Exercise directions – Transcribe every entry word for word. Skip the pictures.
-- BEGIN Records provided --
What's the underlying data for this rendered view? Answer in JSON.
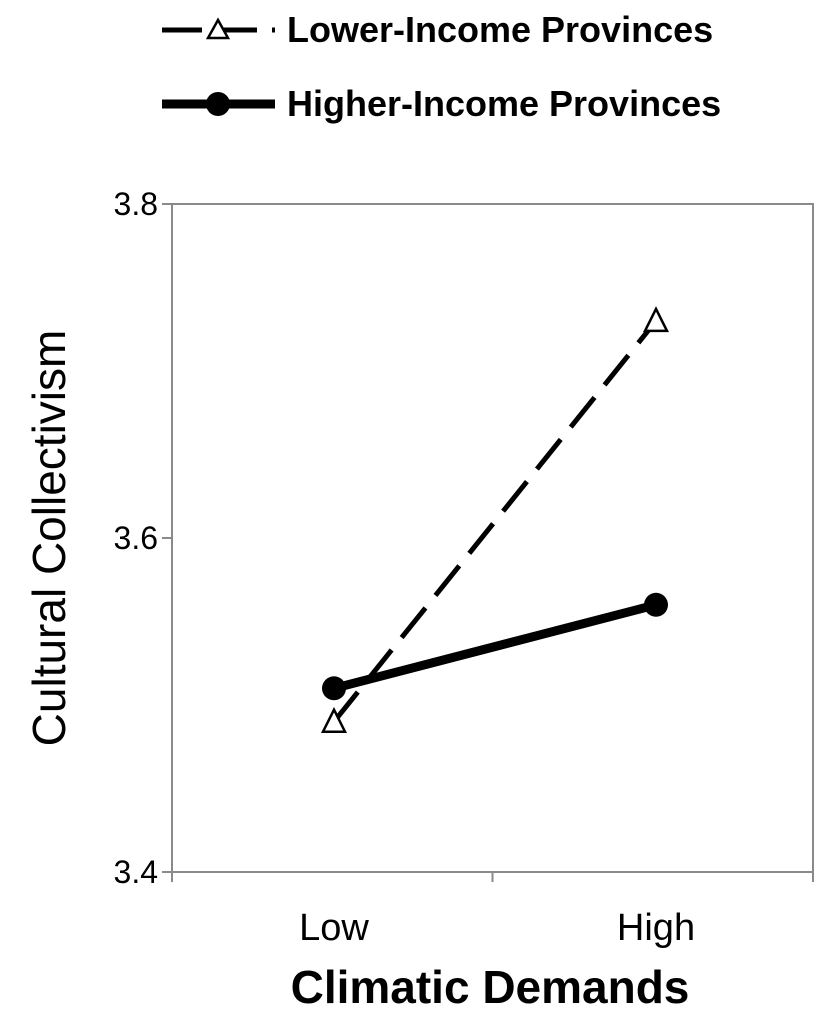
{
  "chart_data": {
    "type": "line",
    "title": "",
    "xlabel": "Climatic Demands",
    "ylabel": "Cultural Collectivism",
    "categories": [
      "Low",
      "High"
    ],
    "ylim": [
      3.4,
      3.8
    ],
    "yticks": [
      3.4,
      3.6,
      3.8
    ],
    "ytick_labels": [
      "3.4",
      "3.6",
      "3.8"
    ],
    "grid": false,
    "legend_position": "top",
    "series": [
      {
        "name": "Lower-Income Provinces",
        "values": [
          3.49,
          3.73
        ],
        "line_style": "dashed",
        "marker": "open-triangle",
        "color": "#000000"
      },
      {
        "name": "Higher-Income Provinces",
        "values": [
          3.51,
          3.56
        ],
        "line_style": "solid-bold",
        "marker": "filled-circle",
        "color": "#000000"
      }
    ]
  }
}
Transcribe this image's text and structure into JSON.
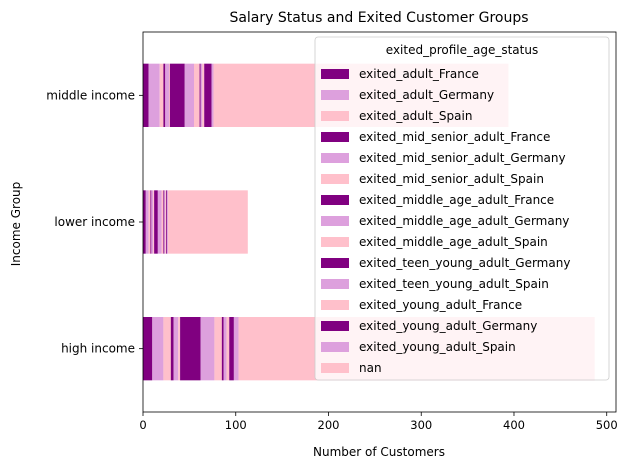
{
  "chart_data": {
    "type": "bar",
    "orientation": "horizontal",
    "stacked": true,
    "title": "Salary Status and Exited Customer Groups",
    "xlabel": "Number of Customers",
    "ylabel": "Income Group",
    "xlim": [
      0,
      510
    ],
    "xticks": [
      0,
      100,
      200,
      300,
      400,
      500
    ],
    "categories": [
      "high income",
      "lower income",
      "middle income"
    ],
    "legend": {
      "title": "exited_profile_age_status",
      "placement": "upper-right"
    },
    "series": [
      {
        "name": "exited_adult_France",
        "color": "#800080",
        "values": [
          10,
          3,
          6
        ]
      },
      {
        "name": "exited_adult_Germany",
        "color": "#dda0dd",
        "values": [
          12,
          3,
          12
        ]
      },
      {
        "name": "exited_adult_Spain",
        "color": "#ffc0cb",
        "values": [
          8,
          2,
          4
        ]
      },
      {
        "name": "exited_mid_senior_adult_France",
        "color": "#800080",
        "values": [
          3,
          1,
          2
        ]
      },
      {
        "name": "exited_mid_senior_adult_Germany",
        "color": "#dda0dd",
        "values": [
          5,
          2,
          4
        ]
      },
      {
        "name": "exited_mid_senior_adult_Spain",
        "color": "#ffc0cb",
        "values": [
          2,
          1,
          1
        ]
      },
      {
        "name": "exited_middle_age_adult_France",
        "color": "#800080",
        "values": [
          22,
          4,
          16
        ]
      },
      {
        "name": "exited_middle_age_adult_Germany",
        "color": "#dda0dd",
        "values": [
          15,
          4,
          10
        ]
      },
      {
        "name": "exited_middle_age_adult_Spain",
        "color": "#ffc0cb",
        "values": [
          8,
          2,
          6
        ]
      },
      {
        "name": "exited_teen_young_adult_Germany",
        "color": "#800080",
        "values": [
          2,
          1,
          1
        ]
      },
      {
        "name": "exited_teen_young_adult_Spain",
        "color": "#dda0dd",
        "values": [
          3,
          1,
          2
        ]
      },
      {
        "name": "exited_young_adult_France",
        "color": "#ffc0cb",
        "values": [
          3,
          1,
          2
        ]
      },
      {
        "name": "exited_young_adult_Germany",
        "color": "#800080",
        "values": [
          5,
          1,
          8
        ]
      },
      {
        "name": "exited_young_adult_Spain",
        "color": "#dda0dd",
        "values": [
          5,
          1,
          2
        ]
      },
      {
        "name": "nan",
        "color": "#ffc0cb",
        "values": [
          384,
          86,
          318
        ]
      }
    ]
  }
}
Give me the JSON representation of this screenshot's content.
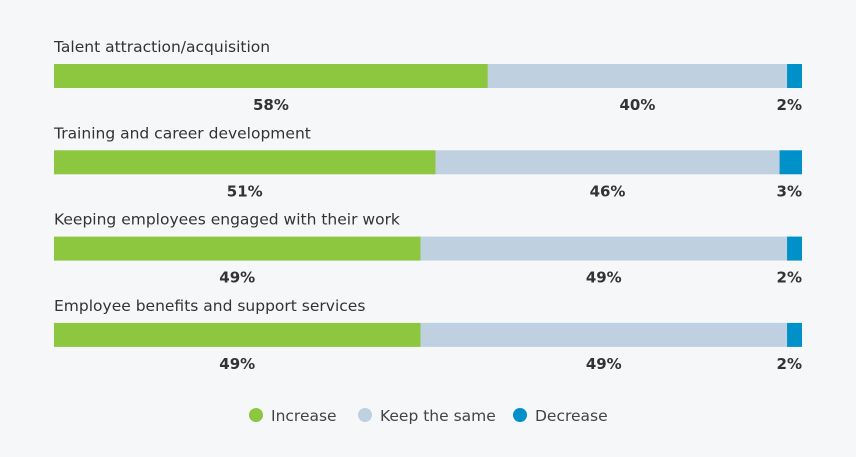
{
  "chart_data": {
    "type": "bar",
    "orientation": "horizontal-stacked-100",
    "categories": [
      "Talent attraction/acquisition",
      "Training and career development",
      "Keeping employees engaged with their work",
      "Employee benefits and support services"
    ],
    "series": [
      {
        "name": "Increase",
        "color": "#8dc63f",
        "values": [
          58,
          51,
          49,
          49
        ]
      },
      {
        "name": "Keep the same",
        "color": "#bfd0e0",
        "values": [
          40,
          46,
          49,
          49
        ]
      },
      {
        "name": "Decrease",
        "color": "#0091c9",
        "values": [
          2,
          3,
          2,
          2
        ]
      }
    ],
    "value_suffix": "%",
    "legend_position": "bottom",
    "grid": false
  }
}
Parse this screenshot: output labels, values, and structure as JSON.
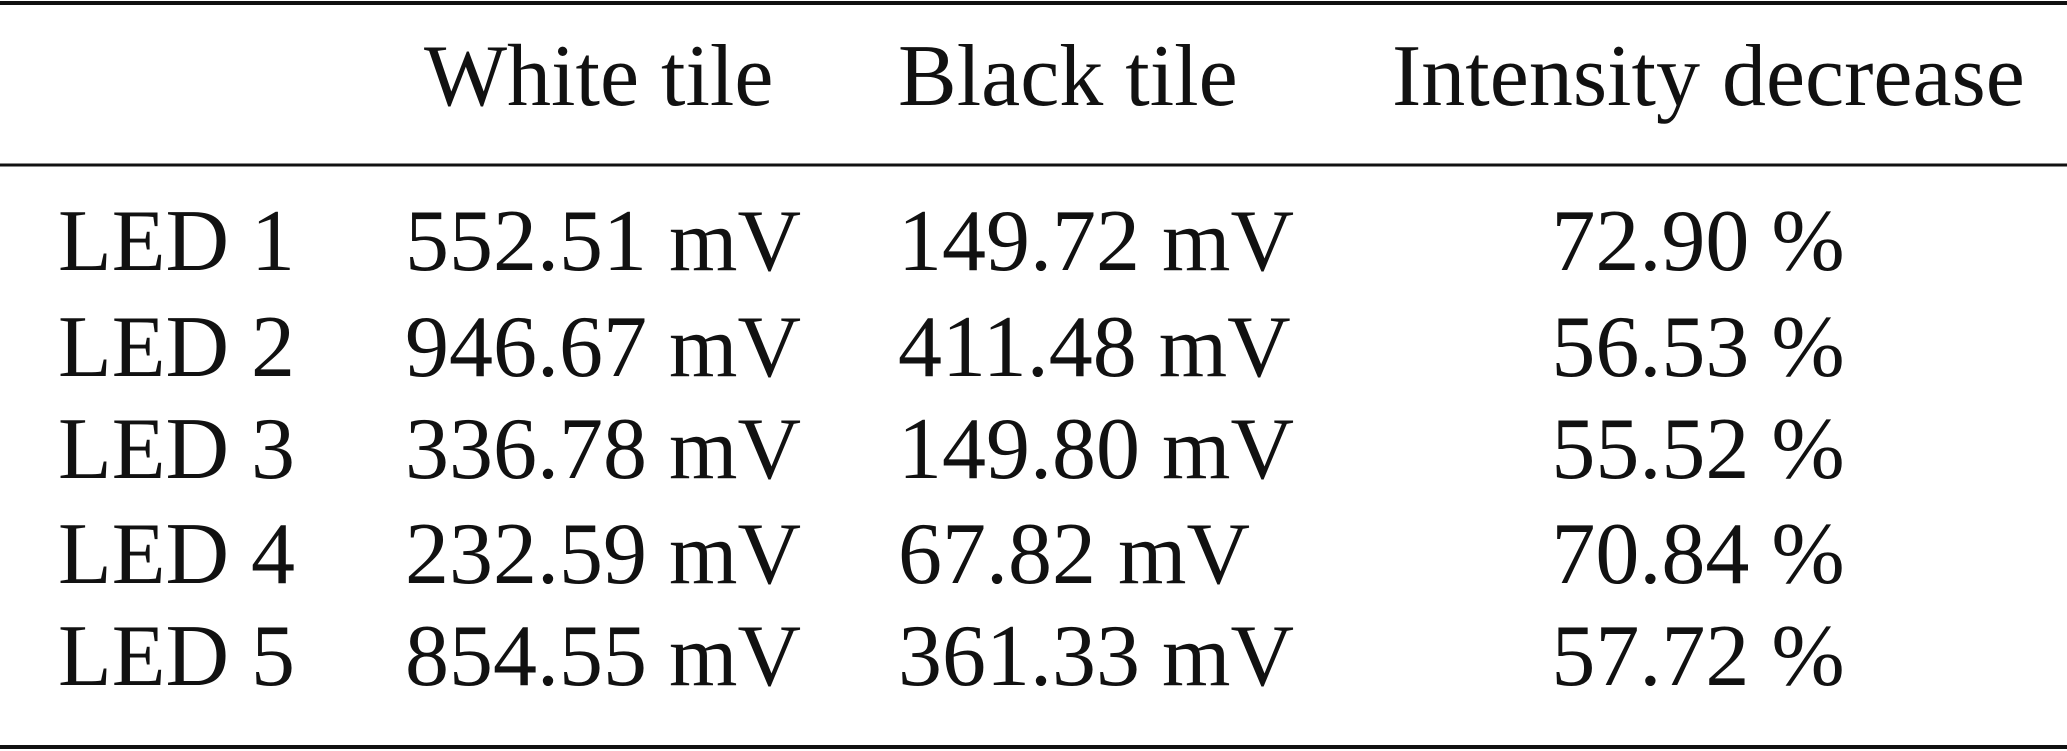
{
  "table": {
    "header": [
      "White tile",
      "Black tile",
      "Intensity decrease"
    ],
    "rows": [
      [
        "LED 1",
        "552.51 mV",
        "149.72 mV",
        "72.90 %"
      ],
      [
        "LED 2",
        "946.67 mV",
        "411.48 mV",
        "56.53 %"
      ],
      [
        "LED 3",
        "336.78 mV",
        "149.80 mV",
        "55.52 %"
      ],
      [
        "LED 4",
        "232.59 mV",
        "67.82 mV",
        "70.84 %"
      ],
      [
        "LED 5",
        "854.55 mV",
        "361.33 mV",
        "57.72 %"
      ]
    ]
  }
}
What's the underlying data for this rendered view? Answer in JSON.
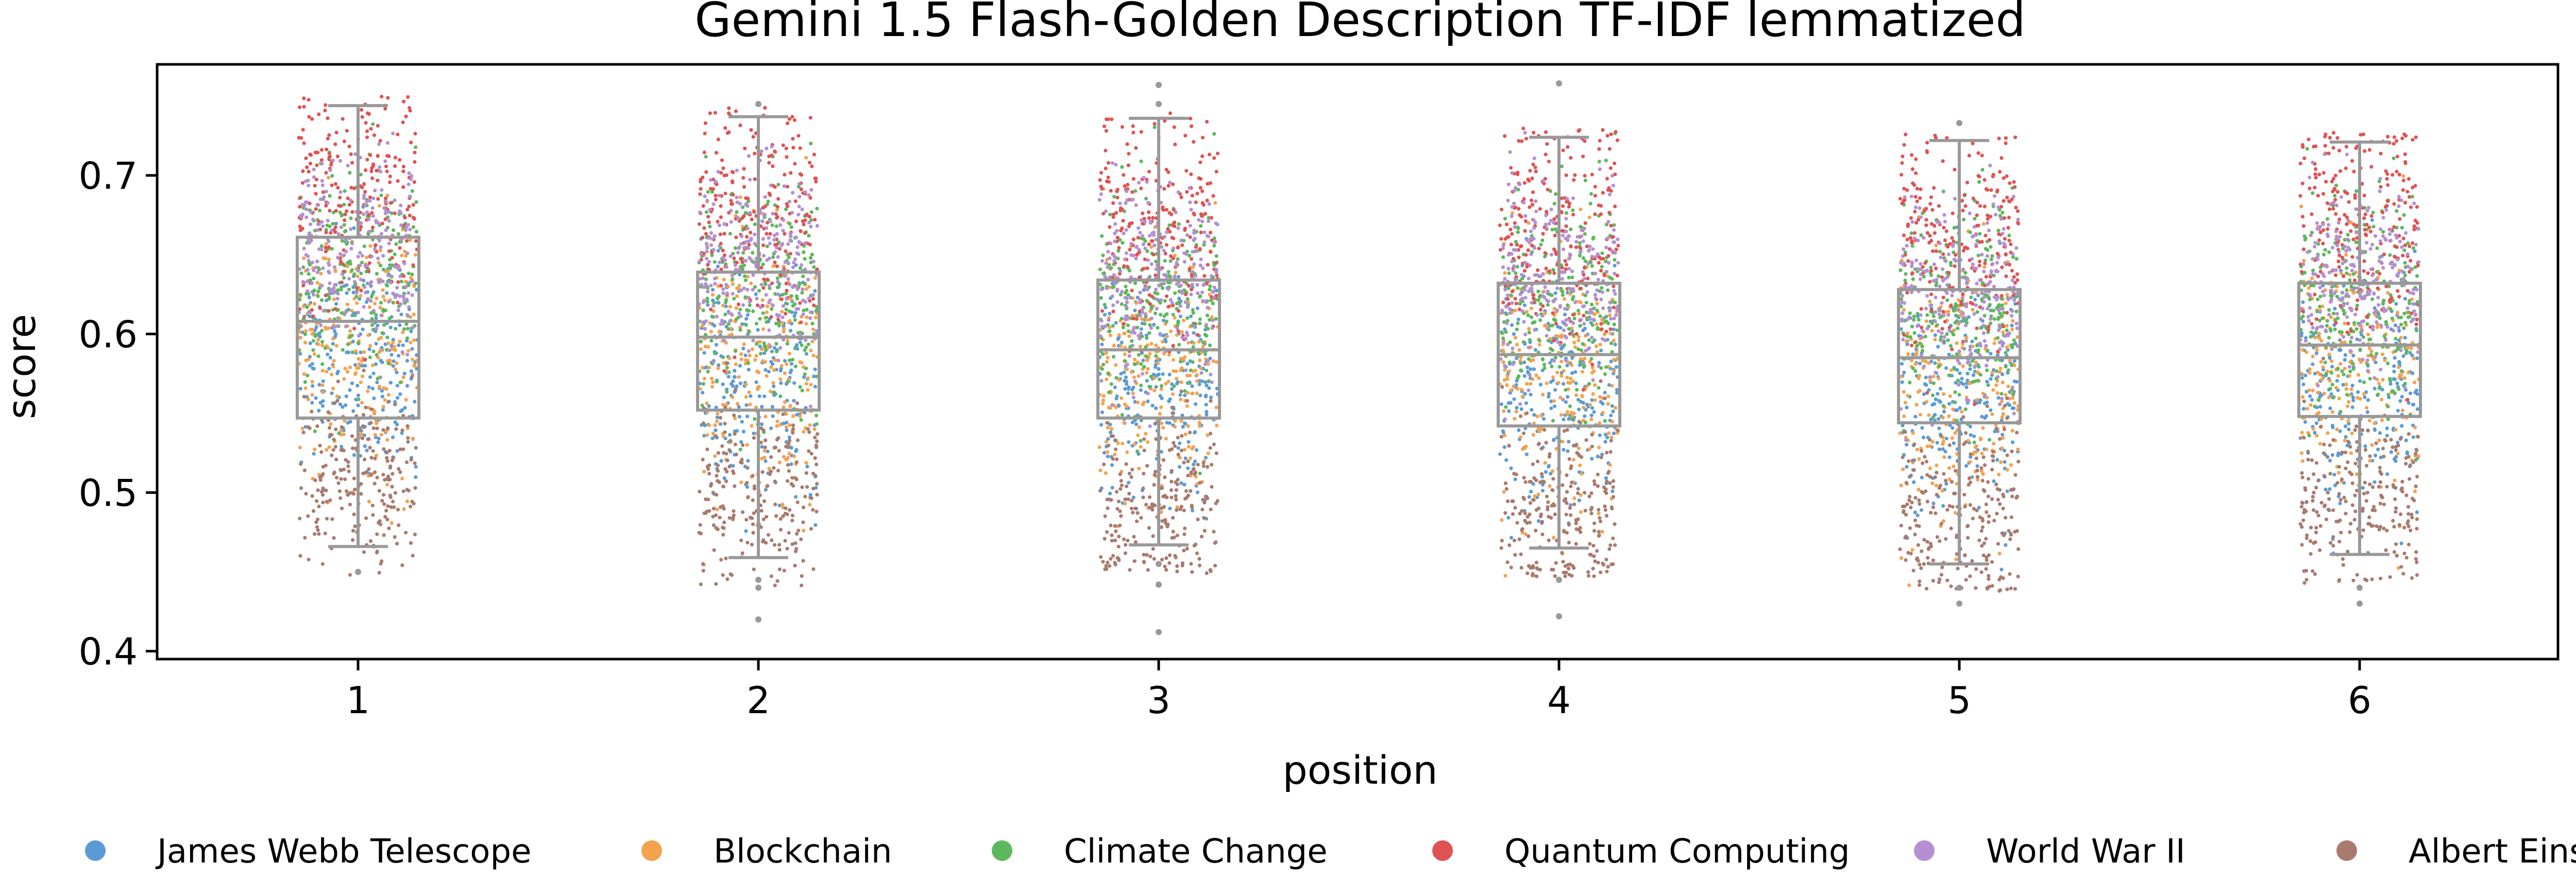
-- END Records provided --
Task answer –
What's the underlying data for this rendered view? Answer in JSON.
{
  "chart_data": {
    "type": "line",
    "title": "",
    "xlabel": "Climatic Demands",
    "ylabel": "Cultural Collectivism",
    "categories": [
      "Low",
      "High"
    ],
    "ylim": [
      3.4,
      3.8
    ],
    "yticks": [
      3.4,
      3.6,
      3.8
    ],
    "ytick_labels": [
      "3.4",
      "3.6",
      "3.8"
    ],
    "grid": false,
    "legend_position": "top",
    "series": [
      {
        "name": "Lower-Income Provinces",
        "values": [
          3.49,
          3.73
        ],
        "line_style": "dashed",
        "marker": "open-triangle",
        "color": "#000000"
      },
      {
        "name": "Higher-Income Provinces",
        "values": [
          3.51,
          3.56
        ],
        "line_style": "solid-bold",
        "marker": "filled-circle",
        "color": "#000000"
      }
    ]
  }
}
Transcribe this image's text and structure into JSON.
{
  "chart_data": {
    "type": "bar",
    "orientation": "horizontal",
    "stacked": true,
    "title": "Salary Status and Exited Customer Groups",
    "xlabel": "Number of Customers",
    "ylabel": "Income Group",
    "xlim": [
      0,
      510
    ],
    "xticks": [
      0,
      100,
      200,
      300,
      400,
      500
    ],
    "categories": [
      "high income",
      "lower income",
      "middle income"
    ],
    "legend": {
      "title": "exited_profile_age_status",
      "placement": "upper-right"
    },
    "series": [
      {
        "name": "exited_adult_France",
        "color": "#800080",
        "values": [
          10,
          3,
          6
        ]
      },
      {
        "name": "exited_adult_Germany",
        "color": "#dda0dd",
        "values": [
          12,
          3,
          12
        ]
      },
      {
        "name": "exited_adult_Spain",
        "color": "#ffc0cb",
        "values": [
          8,
          2,
          4
        ]
      },
      {
        "name": "exited_mid_senior_adult_France",
        "color": "#800080",
        "values": [
          3,
          1,
          2
        ]
      },
      {
        "name": "exited_mid_senior_adult_Germany",
        "color": "#dda0dd",
        "values": [
          5,
          2,
          4
        ]
      },
      {
        "name": "exited_mid_senior_adult_Spain",
        "color": "#ffc0cb",
        "values": [
          2,
          1,
          1
        ]
      },
      {
        "name": "exited_middle_age_adult_France",
        "color": "#800080",
        "values": [
          22,
          4,
          16
        ]
      },
      {
        "name": "exited_middle_age_adult_Germany",
        "color": "#dda0dd",
        "values": [
          15,
          4,
          10
        ]
      },
      {
        "name": "exited_middle_age_adult_Spain",
        "color": "#ffc0cb",
        "values": [
          8,
          2,
          6
        ]
      },
      {
        "name": "exited_teen_young_adult_Germany",
        "color": "#800080",
        "values": [
          2,
          1,
          1
        ]
      },
      {
        "name": "exited_teen_young_adult_Spain",
        "color": "#dda0dd",
        "values": [
          3,
          1,
          2
        ]
      },
      {
        "name": "exited_young_adult_France",
        "color": "#ffc0cb",
        "values": [
          3,
          1,
          2
        ]
      },
      {
        "name": "exited_young_adult_Germany",
        "color": "#800080",
        "values": [
          5,
          1,
          8
        ]
      },
      {
        "name": "exited_young_adult_Spain",
        "color": "#dda0dd",
        "values": [
          5,
          1,
          2
        ]
      },
      {
        "name": "nan",
        "color": "#ffc0cb",
        "values": [
          384,
          86,
          318
        ]
      }
    ]
  }
}
Give me the JSON representation of this screenshot's content.
{
  "chart_data": {
    "type": "bar",
    "orientation": "horizontal-stacked-100",
    "categories": [
      "Talent attraction/acquisition",
      "Training and career development",
      "Keeping employees engaged with their work",
      "Employee benefits and support services"
    ],
    "series": [
      {
        "name": "Increase",
        "color": "#8dc63f",
        "values": [
          58,
          51,
          49,
          49
        ]
      },
      {
        "name": "Keep the same",
        "color": "#bfd0e0",
        "values": [
          40,
          46,
          49,
          49
        ]
      },
      {
        "name": "Decrease",
        "color": "#0091c9",
        "values": [
          2,
          3,
          2,
          2
        ]
      }
    ],
    "value_suffix": "%",
    "legend_position": "bottom",
    "grid": false
  }
}
Parse this screenshot: output labels, values, and structure as JSON.
{
  "table": {
    "header": [
      "White tile",
      "Black tile",
      "Intensity decrease"
    ],
    "rows": [
      [
        "LED 1",
        "552.51 mV",
        "149.72 mV",
        "72.90 %"
      ],
      [
        "LED 2",
        "946.67 mV",
        "411.48 mV",
        "56.53 %"
      ],
      [
        "LED 3",
        "336.78 mV",
        "149.80 mV",
        "55.52 %"
      ],
      [
        "LED 4",
        "232.59 mV",
        "67.82 mV",
        "70.84 %"
      ],
      [
        "LED 5",
        "854.55 mV",
        "361.33 mV",
        "57.72 %"
      ]
    ]
  }
}
What's the underlying data for this rendered view? Answer in JSON.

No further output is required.